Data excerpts
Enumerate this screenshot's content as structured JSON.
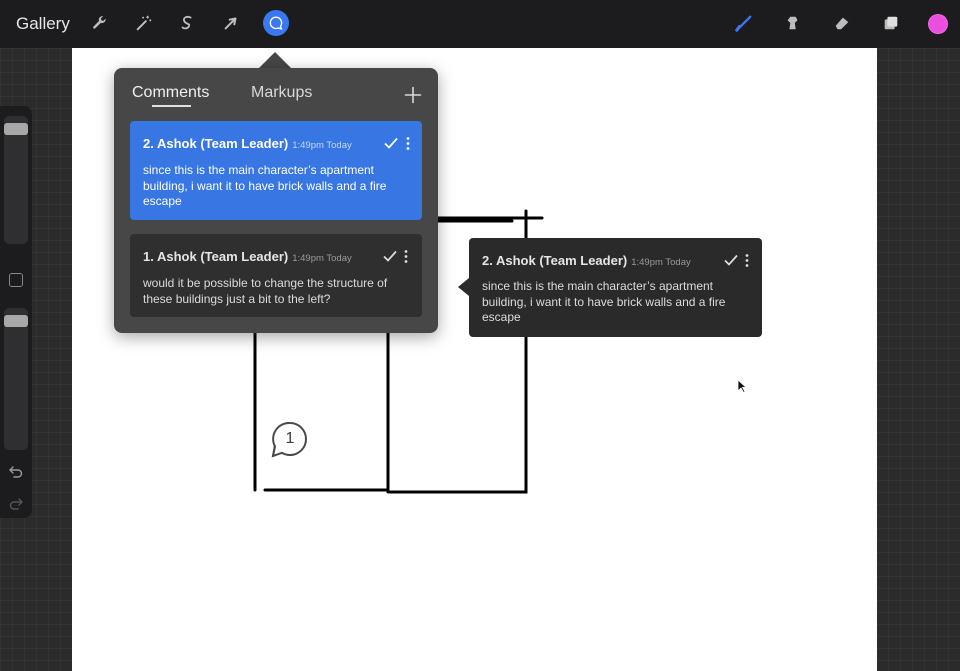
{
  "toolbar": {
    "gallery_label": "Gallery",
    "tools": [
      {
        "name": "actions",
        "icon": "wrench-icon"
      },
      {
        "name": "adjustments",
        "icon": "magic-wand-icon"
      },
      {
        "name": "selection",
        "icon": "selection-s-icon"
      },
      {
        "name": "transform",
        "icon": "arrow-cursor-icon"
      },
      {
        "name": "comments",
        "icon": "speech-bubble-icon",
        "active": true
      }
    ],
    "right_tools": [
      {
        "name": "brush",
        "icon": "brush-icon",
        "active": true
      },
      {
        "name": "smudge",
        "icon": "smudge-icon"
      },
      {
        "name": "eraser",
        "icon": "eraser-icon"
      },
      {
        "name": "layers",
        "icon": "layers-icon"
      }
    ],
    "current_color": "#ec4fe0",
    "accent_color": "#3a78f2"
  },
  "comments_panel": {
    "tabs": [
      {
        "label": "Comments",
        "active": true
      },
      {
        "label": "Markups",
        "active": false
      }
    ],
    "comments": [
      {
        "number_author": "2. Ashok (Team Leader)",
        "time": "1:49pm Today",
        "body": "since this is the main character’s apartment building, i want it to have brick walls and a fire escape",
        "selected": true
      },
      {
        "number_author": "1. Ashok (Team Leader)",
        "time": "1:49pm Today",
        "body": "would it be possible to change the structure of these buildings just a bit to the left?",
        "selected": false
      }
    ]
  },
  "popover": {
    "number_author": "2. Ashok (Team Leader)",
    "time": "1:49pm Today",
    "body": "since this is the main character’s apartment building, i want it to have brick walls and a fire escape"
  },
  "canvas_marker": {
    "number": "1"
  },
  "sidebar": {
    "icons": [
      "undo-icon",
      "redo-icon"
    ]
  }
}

● Task requirements: Report how many lines of the data hold the string "have"; give only the number.

● Output for this exercise: 2